**What to do:** Give the material from the start through the line containing "camera-video-view[interactable]: 2018-03-19 12:41:09" as a JSON list of strings, one string per line, leaving out any blank lines.

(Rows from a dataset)
● ● ● ● ●

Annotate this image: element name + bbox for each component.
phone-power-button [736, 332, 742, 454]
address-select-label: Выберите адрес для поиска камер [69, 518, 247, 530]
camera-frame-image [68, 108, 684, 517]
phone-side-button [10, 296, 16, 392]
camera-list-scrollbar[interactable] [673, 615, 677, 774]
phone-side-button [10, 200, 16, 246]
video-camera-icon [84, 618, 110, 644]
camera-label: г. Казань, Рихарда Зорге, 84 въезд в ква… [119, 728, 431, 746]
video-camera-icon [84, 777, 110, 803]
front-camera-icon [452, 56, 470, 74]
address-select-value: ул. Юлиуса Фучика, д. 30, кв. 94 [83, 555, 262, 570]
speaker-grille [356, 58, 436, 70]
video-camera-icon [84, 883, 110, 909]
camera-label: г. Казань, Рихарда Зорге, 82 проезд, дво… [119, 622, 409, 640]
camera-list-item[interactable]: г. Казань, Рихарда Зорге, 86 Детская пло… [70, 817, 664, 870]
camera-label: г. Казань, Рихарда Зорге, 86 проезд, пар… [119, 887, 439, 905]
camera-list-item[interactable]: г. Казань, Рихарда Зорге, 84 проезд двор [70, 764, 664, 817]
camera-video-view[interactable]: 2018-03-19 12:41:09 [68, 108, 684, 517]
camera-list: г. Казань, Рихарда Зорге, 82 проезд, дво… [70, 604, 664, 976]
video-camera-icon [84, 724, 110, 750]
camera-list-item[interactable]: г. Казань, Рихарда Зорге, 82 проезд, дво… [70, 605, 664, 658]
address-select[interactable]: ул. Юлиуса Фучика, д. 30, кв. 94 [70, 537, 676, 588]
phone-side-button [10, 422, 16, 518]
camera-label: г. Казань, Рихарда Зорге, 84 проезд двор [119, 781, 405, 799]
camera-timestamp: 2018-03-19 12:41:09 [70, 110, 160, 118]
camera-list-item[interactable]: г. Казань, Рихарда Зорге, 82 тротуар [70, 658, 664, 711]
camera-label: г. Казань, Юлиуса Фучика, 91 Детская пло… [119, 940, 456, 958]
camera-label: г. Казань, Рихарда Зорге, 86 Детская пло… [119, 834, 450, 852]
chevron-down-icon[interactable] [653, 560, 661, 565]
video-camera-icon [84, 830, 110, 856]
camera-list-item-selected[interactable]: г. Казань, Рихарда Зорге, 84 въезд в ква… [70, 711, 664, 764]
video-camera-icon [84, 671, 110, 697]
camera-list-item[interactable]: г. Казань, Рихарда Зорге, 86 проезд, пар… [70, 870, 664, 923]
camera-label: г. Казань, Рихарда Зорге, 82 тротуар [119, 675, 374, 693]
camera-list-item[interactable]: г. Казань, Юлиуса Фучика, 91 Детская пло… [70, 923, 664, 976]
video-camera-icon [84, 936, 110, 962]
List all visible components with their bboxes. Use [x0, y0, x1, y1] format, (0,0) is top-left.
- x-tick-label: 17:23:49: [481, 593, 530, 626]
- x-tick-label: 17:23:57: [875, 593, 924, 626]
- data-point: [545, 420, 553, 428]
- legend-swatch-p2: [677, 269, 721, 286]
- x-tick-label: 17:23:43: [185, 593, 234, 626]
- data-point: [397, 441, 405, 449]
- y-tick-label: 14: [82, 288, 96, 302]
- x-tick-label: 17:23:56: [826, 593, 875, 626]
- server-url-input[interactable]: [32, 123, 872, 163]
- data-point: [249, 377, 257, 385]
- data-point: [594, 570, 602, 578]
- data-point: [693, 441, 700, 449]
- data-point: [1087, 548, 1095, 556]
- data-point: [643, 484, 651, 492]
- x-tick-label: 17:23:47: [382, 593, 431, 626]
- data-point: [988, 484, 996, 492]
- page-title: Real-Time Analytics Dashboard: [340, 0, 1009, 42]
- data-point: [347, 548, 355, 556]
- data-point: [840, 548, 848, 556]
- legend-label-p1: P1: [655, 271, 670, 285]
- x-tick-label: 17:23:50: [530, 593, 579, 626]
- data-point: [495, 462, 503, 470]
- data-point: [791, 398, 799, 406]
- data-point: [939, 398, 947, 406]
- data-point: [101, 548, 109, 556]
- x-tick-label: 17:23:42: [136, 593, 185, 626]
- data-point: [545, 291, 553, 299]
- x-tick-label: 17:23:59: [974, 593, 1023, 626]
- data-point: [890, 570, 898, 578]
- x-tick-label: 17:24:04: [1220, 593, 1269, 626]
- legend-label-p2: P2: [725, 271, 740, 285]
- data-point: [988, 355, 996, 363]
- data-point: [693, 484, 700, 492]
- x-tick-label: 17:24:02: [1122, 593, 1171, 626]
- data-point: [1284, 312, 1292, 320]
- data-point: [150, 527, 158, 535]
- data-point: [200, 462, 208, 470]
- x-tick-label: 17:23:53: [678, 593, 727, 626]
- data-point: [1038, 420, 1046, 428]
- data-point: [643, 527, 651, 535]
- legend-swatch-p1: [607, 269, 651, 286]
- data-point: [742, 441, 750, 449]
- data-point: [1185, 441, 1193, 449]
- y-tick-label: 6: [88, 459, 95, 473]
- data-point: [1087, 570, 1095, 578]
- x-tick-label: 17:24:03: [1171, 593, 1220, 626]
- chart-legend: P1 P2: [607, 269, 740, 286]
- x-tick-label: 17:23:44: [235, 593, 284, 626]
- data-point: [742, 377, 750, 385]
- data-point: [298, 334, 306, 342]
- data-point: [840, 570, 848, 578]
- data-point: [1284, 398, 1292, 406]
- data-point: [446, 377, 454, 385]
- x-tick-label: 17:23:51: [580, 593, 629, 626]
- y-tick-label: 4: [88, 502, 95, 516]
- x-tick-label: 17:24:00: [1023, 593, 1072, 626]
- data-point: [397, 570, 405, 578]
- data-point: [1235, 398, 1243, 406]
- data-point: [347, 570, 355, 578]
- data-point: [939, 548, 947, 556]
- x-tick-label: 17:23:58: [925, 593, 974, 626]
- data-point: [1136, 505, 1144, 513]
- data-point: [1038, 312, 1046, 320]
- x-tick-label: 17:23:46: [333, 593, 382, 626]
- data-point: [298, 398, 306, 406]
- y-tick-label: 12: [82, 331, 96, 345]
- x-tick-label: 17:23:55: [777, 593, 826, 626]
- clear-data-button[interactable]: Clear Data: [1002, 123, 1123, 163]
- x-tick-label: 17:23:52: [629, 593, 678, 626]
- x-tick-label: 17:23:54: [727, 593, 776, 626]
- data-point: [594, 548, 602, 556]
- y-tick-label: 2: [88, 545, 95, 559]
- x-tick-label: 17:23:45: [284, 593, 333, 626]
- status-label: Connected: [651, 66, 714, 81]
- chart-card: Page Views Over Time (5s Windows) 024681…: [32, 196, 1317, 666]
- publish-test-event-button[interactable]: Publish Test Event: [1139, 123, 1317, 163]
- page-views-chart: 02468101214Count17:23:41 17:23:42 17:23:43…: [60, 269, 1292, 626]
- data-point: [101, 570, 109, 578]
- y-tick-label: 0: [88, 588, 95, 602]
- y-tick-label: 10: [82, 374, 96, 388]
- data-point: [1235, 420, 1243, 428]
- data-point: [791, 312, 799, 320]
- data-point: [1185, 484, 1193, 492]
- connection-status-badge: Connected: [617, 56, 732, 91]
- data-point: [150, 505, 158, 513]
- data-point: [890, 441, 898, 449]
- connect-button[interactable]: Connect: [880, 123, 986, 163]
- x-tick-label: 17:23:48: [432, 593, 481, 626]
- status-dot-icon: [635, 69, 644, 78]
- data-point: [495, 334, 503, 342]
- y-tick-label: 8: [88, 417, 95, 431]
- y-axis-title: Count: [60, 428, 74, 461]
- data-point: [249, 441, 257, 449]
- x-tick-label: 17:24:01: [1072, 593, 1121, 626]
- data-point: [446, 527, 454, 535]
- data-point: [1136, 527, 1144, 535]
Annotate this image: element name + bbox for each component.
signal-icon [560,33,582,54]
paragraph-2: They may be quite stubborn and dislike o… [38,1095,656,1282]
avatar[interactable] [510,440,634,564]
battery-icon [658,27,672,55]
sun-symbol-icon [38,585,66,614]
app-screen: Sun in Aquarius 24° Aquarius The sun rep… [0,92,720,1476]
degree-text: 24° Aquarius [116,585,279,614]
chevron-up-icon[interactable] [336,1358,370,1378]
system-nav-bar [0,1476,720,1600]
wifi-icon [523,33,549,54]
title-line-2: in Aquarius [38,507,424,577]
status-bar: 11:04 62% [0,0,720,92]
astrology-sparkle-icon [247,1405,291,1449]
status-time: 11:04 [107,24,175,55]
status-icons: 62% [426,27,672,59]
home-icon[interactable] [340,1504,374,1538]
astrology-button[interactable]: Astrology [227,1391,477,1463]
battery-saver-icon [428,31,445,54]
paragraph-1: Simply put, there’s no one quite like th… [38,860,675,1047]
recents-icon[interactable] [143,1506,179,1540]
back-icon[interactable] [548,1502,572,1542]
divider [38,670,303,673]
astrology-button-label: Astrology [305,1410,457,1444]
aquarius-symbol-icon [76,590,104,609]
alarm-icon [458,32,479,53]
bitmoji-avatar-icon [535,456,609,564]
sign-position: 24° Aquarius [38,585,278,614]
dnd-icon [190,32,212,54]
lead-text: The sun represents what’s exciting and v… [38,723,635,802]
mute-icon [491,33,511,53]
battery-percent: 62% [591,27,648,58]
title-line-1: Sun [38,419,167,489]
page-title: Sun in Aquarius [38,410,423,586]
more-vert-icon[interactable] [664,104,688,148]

● ● ● ● ●

**The result:**
[
  "Annotate this image: element name + bbox for each component.",
  "phone-power-button [736, 332, 742, 454]",
  "address-select-label: Выберите адрес для поиска камер [69, 518, 247, 530]",
  "camera-frame-image [68, 108, 684, 517]",
  "phone-side-button [10, 296, 16, 392]",
  "camera-list-scrollbar[interactable] [673, 615, 677, 774]",
  "phone-side-button [10, 200, 16, 246]",
  "video-camera-icon [84, 618, 110, 644]",
  "camera-label: г. Казань, Рихарда Зорге, 84 въезд в ква… [119, 728, 431, 746]",
  "video-camera-icon [84, 777, 110, 803]",
  "front-camera-icon [452, 56, 470, 74]",
  "address-select-value: ул. Юлиуса Фучика, д. 30, кв. 94 [83, 555, 262, 570]",
  "speaker-grille [356, 58, 436, 70]",
  "video-camera-icon [84, 883, 110, 909]",
  "camera-label: г. Казань, Рихарда Зорге, 82 проезд, дво… [119, 622, 409, 640]",
  "camera-list-item[interactable]: г. Казань, Рихарда Зорге, 86 Детская пло… [70, 817, 664, 870]",
  "camera-label: г. Казань, Рихарда Зорге, 86 проезд, пар… [119, 887, 439, 905]",
  "camera-list-item[interactable]: г. Казань, Рихарда Зорге, 84 проезд двор [70, 764, 664, 817]",
  "camera-video-view[interactable]: 2018-03-19 12:41:09 [68, 108, 684, 517]"
]